* **AIM OF THE EXERCISE**:
Express each row in the stretch from the one containing "extract all elements" through the one containing "93, 459, 97]", both included, as a string in a JSON list, one string per row, leaving out any blank rows.

* **PROVIDED MATERIAL**:
** Start **

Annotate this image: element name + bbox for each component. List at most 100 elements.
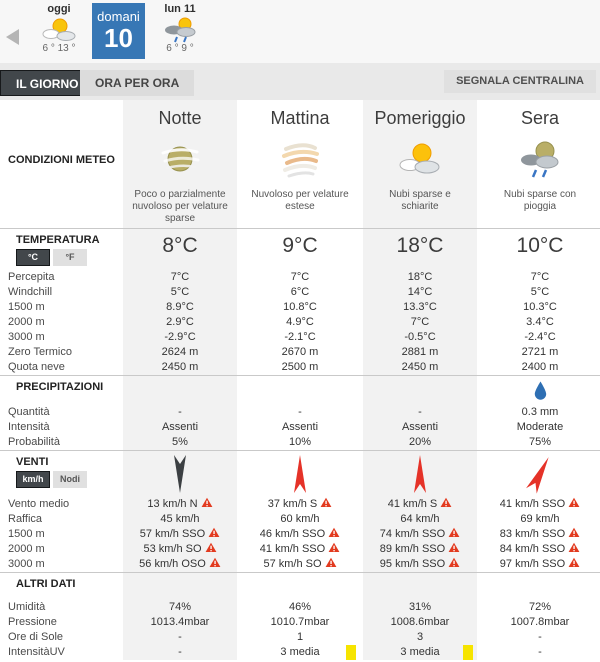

** End **
** Start **

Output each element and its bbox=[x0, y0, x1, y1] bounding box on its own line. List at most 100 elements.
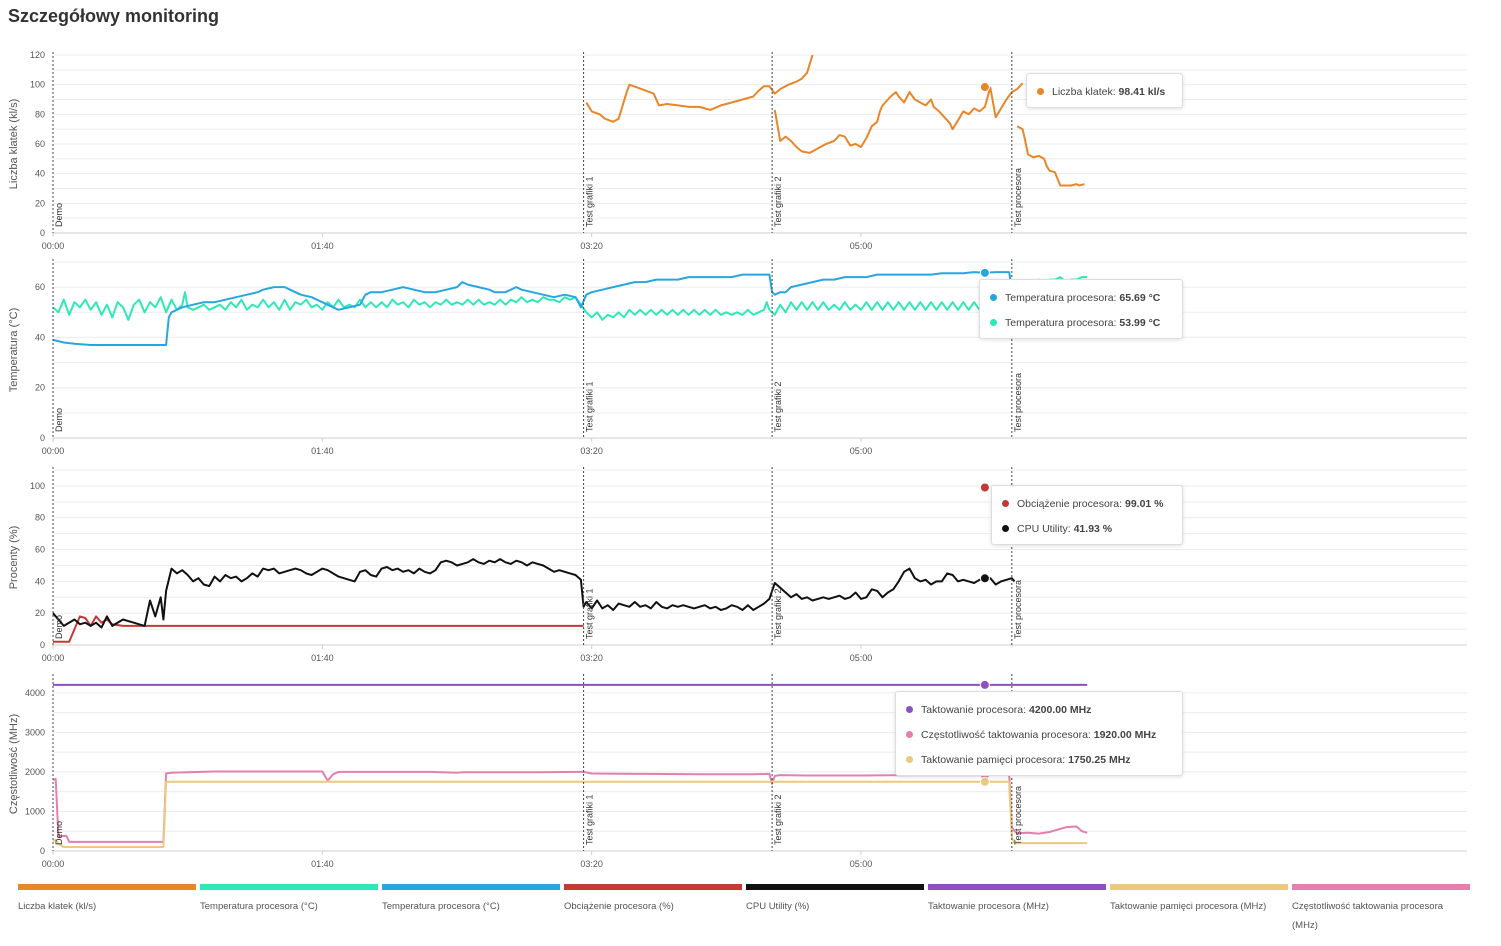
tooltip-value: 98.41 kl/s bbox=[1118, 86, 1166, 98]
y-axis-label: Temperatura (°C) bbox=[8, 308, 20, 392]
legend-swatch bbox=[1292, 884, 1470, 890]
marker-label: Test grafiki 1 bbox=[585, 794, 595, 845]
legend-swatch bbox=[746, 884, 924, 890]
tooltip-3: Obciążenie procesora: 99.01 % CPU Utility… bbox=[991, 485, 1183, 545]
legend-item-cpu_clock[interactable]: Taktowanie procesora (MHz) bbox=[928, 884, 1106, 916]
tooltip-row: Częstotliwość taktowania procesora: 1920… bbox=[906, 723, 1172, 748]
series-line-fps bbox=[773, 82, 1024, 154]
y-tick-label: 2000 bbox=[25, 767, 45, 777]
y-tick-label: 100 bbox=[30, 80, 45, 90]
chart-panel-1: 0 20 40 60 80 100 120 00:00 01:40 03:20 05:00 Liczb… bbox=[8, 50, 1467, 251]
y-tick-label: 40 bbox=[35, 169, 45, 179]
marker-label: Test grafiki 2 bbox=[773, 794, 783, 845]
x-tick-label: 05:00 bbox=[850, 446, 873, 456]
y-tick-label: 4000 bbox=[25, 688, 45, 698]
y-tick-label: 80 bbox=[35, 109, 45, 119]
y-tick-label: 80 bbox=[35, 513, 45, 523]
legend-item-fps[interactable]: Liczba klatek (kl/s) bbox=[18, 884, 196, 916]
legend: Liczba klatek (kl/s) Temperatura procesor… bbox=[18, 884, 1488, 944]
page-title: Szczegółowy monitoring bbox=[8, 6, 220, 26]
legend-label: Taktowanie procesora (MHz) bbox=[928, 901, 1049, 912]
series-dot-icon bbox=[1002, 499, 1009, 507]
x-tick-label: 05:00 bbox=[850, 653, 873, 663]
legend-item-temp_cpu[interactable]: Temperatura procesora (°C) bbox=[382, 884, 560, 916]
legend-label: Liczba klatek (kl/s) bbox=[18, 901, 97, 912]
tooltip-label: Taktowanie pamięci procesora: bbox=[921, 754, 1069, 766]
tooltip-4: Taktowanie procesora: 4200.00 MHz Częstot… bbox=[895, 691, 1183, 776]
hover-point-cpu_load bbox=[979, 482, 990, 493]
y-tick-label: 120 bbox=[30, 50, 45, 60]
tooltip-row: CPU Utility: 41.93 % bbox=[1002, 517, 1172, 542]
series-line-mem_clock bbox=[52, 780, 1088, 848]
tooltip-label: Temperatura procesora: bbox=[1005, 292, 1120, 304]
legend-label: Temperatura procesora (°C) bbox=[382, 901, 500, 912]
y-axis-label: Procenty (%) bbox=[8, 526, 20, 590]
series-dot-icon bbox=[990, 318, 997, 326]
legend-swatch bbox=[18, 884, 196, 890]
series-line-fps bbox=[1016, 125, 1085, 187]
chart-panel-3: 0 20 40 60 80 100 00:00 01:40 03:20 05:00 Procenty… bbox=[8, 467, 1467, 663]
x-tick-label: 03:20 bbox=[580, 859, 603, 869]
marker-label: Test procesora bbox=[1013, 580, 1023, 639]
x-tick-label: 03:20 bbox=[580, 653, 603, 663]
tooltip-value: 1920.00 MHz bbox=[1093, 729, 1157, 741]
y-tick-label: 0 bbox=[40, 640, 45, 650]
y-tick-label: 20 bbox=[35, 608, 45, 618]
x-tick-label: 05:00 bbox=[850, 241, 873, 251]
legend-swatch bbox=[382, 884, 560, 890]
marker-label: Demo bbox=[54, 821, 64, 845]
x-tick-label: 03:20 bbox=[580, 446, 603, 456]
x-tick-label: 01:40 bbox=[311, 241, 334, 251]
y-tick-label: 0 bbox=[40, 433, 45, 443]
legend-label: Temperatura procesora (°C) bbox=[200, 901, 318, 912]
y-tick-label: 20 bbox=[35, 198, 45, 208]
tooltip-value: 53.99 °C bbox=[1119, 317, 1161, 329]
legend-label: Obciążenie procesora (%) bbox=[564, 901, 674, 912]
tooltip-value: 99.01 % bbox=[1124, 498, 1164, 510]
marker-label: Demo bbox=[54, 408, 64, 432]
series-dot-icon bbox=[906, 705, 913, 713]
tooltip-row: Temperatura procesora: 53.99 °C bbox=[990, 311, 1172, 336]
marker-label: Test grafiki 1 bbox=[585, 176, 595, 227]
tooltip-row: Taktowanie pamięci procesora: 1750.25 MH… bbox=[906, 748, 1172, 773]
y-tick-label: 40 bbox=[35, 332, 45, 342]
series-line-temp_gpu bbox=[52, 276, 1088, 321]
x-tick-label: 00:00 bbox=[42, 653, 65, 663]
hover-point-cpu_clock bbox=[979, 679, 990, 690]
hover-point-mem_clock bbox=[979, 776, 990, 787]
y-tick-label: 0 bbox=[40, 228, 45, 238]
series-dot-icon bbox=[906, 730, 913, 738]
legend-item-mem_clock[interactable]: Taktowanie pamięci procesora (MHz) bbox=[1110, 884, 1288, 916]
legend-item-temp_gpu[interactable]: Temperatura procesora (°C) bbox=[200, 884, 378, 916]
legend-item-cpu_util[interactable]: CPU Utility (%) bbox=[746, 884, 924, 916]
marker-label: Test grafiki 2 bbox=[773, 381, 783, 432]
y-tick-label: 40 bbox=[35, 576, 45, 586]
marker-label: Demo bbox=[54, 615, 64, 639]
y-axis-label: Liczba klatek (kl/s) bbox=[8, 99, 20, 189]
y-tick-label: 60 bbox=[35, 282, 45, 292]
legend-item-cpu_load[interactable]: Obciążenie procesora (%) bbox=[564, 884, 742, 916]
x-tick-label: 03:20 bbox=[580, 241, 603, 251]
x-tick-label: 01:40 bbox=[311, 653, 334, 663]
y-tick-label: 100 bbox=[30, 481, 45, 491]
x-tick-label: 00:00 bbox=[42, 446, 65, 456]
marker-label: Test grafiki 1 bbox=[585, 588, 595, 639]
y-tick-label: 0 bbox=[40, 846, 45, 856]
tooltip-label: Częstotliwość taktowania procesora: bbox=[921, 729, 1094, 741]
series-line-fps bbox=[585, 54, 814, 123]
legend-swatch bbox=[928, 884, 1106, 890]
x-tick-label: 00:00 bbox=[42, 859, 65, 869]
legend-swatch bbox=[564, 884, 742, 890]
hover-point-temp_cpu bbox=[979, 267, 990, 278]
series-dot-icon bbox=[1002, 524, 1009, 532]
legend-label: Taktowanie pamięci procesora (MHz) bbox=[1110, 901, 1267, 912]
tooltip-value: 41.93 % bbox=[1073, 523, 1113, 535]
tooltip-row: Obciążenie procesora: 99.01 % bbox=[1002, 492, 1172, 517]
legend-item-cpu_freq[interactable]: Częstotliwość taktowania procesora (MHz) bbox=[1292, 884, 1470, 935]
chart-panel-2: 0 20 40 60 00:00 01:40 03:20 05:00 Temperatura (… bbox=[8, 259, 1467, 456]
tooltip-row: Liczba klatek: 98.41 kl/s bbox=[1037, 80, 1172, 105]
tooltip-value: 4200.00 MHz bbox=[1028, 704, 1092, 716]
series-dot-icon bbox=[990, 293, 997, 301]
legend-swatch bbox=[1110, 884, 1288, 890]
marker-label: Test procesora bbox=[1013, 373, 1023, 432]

** End **
** Start **

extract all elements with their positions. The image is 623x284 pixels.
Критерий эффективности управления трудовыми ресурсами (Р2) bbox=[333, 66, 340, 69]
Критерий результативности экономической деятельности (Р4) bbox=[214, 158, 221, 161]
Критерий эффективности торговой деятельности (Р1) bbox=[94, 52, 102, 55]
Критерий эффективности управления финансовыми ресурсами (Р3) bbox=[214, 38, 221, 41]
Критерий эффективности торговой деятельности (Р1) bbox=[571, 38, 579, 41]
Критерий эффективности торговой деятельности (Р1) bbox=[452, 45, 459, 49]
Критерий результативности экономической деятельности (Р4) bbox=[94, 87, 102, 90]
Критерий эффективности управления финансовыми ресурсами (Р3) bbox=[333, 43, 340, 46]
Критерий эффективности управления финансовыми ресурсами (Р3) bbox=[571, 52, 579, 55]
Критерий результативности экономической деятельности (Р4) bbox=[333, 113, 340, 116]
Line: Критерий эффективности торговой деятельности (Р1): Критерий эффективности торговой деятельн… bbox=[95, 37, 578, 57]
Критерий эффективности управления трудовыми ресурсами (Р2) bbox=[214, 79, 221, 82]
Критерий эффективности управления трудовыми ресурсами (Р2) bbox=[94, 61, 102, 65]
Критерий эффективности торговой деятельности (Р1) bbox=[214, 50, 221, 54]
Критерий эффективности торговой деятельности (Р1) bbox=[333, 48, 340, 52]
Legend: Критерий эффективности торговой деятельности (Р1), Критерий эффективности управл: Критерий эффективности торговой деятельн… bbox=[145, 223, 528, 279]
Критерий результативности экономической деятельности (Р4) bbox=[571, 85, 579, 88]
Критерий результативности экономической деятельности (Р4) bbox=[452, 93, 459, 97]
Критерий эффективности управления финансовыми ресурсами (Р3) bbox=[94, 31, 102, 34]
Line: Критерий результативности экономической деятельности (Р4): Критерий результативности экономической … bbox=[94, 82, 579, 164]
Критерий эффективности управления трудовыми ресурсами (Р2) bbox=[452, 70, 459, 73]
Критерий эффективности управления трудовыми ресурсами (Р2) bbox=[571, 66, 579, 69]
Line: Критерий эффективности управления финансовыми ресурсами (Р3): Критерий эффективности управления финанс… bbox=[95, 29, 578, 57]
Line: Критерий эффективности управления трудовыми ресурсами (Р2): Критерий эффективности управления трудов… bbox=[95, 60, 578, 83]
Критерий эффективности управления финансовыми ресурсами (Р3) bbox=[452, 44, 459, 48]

** End **

* **OUTPUT BELOW**:
[
  "extract all elements with their positions. The image is 623x284 pixels.",
  "Критерий эффективности управления трудовыми ресурсами (Р2) bbox=[333, 66, 340, 69]",
  "Критерий результативности экономической деятельности (Р4) bbox=[214, 158, 221, 161]",
  "Критерий эффективности торговой деятельности (Р1) bbox=[94, 52, 102, 55]",
  "Критерий эффективности управления финансовыми ресурсами (Р3) bbox=[214, 38, 221, 41]",
  "Критерий эффективности торговой деятельности (Р1) bbox=[571, 38, 579, 41]",
  "Критерий эффективности торговой деятельности (Р1) bbox=[452, 45, 459, 49]",
  "Критерий результативности экономической деятельности (Р4) bbox=[94, 87, 102, 90]",
  "Критерий эффективности управления финансовыми ресурсами (Р3) bbox=[333, 43, 340, 46]",
  "Критерий эффективности управления финансовыми ресурсами (Р3) bbox=[571, 52, 579, 55]",
  "Критерий результативности экономической деятельности (Р4) bbox=[333, 113, 340, 116]",
  "Line: Критерий эффективности торговой деятельности (Р1): Критерий эффективности торговой деятельн… bbox=[95, 37, 578, 57]",
  "Критерий эффективности управления трудовыми ресурсами (Р2) bbox=[214, 79, 221, 82]",
  "Критерий эффективности управления трудовыми ресурсами (Р2) bbox=[94, 61, 102, 65]",
  "Критерий эффективности торговой деятельности (Р1) bbox=[214, 50, 221, 54]",
  "Критерий эффективности торговой деятельности (Р1) bbox=[333, 48, 340, 52]",
  "Legend: Критерий эффективности торговой деятельности (Р1), Критерий эффективности управл: Критерий эффективности торговой деятельн… bbox=[145, 223, 528, 279]",
  "Критерий результативности экономической деятельности (Р4) bbox=[571, 85, 579, 88]",
  "Критерий результативности экономической деятельности (Р4) bbox=[452, 93, 459, 97]"
]